* Input
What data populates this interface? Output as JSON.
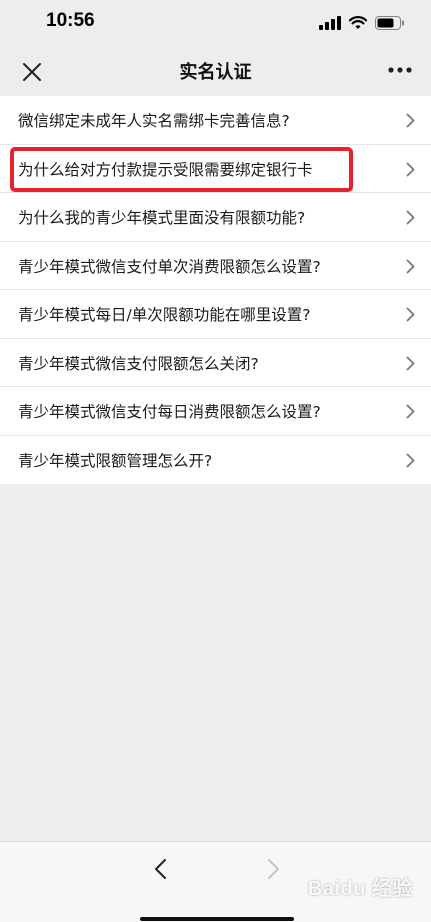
{
  "status_bar": {
    "time": "10:56",
    "icons": [
      "signal-icon",
      "wifi-icon",
      "battery-icon"
    ]
  },
  "nav": {
    "title": "实名认证",
    "close_icon": "close-icon",
    "more_icon": "more-icon"
  },
  "list": {
    "items": [
      {
        "label": "微信绑定未成年人实名需绑卡完善信息?"
      },
      {
        "label": "为什么给对方付款提示受限需要绑定银行卡"
      },
      {
        "label": "为什么我的青少年模式里面没有限额功能?"
      },
      {
        "label": "青少年模式微信支付单次消费限额怎么设置?"
      },
      {
        "label": "青少年模式每日/单次限额功能在哪里设置?"
      },
      {
        "label": "青少年模式微信支付限额怎么关闭?"
      },
      {
        "label": "青少年模式微信支付每日消费限额怎么设置?"
      },
      {
        "label": "青少年模式限额管理怎么开?"
      }
    ],
    "highlighted_index": 1,
    "highlight_color": "#e8222c"
  },
  "bottom_bar": {
    "back_icon": "chevron-left-icon",
    "forward_icon": "chevron-right-icon",
    "forward_enabled": false
  },
  "watermark": {
    "text": "Baidu 经验"
  }
}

* Short exercise
Copy every single line of the material above that holds "chevron".

* Answer below
    "back_icon": "chevron-left-icon",
    "forward_icon": "chevron-right-icon",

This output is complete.